◆ What the task requires
Without including any images, reproduce each entry exactly.

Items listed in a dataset
╔══

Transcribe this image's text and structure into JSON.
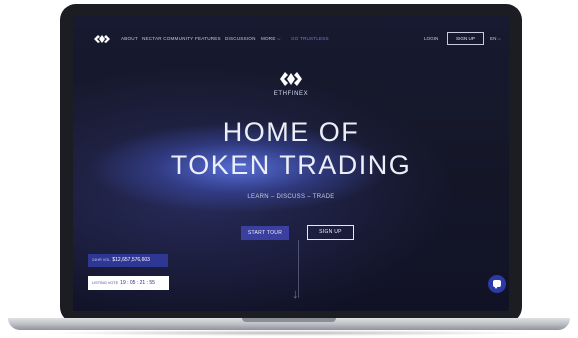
{
  "nav": {
    "items": [
      "ABOUT",
      "NECTAR COMMUNITY",
      "FEATURES",
      "DISCUSSION",
      "MORE",
      "GO TRUSTLESS"
    ],
    "more_chevron": "⌵",
    "login": "LOGIN",
    "signup": "SIGN UP",
    "language": "EN",
    "language_chevron": "⌵"
  },
  "hero": {
    "brand": "ETHFINEX",
    "headline_line1": "HOME OF",
    "headline_line2": "TOKEN TRADING",
    "tagline": "LEARN – DISCUSS – TRADE",
    "start_tour": "START TOUR",
    "signup": "SIGN UP",
    "down_arrow": "↓"
  },
  "stats": {
    "volume_label": "24HR VOL",
    "volume_value": "$12,657,576,603",
    "vote_label": "LISTING VOTE",
    "vote_value": "19 : 05 : 21 : 55"
  },
  "colors": {
    "accent": "#3a3fa0",
    "background": "#151729",
    "highlight": "#6f7dd6"
  },
  "icons": {
    "logo": "ethfinex-logo-icon",
    "chat": "chat-icon",
    "chevron": "chevron-down-icon",
    "arrow": "arrow-down-icon"
  }
}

╚══

◆ Right answer
Transcribe this image's text and structure into JSON.
{
  "nav": {
    "items": [
      "ABOUT",
      "NECTAR COMMUNITY",
      "FEATURES",
      "DISCUSSION",
      "MORE",
      "GO TRUSTLESS"
    ],
    "more_chevron": "⌵",
    "login": "LOGIN",
    "signup": "SIGN UP",
    "language": "EN",
    "language_chevron": "⌵"
  },
  "hero": {
    "brand": "ETHFINEX",
    "headline_line1": "HOME OF",
    "headline_line2": "TOKEN TRADING",
    "tagline": "LEARN – DISCUSS – TRADE",
    "start_tour": "START TOUR",
    "signup": "SIGN UP",
    "down_arrow": "↓"
  },
  "stats": {
    "volume_label": "24HR VOL",
    "volume_value": "$12,657,576,603",
    "vote_label": "LISTING VOTE",
    "vote_value": "19 : 05 : 21 : 55"
  },
  "colors": {
    "accent": "#3a3fa0",
    "background": "#151729",
    "highlight": "#6f7dd6"
  },
  "icons": {
    "logo": "ethfinex-logo-icon",
    "chat": "chat-icon",
    "chevron": "chevron-down-icon",
    "arrow": "arrow-down-icon"
  }
}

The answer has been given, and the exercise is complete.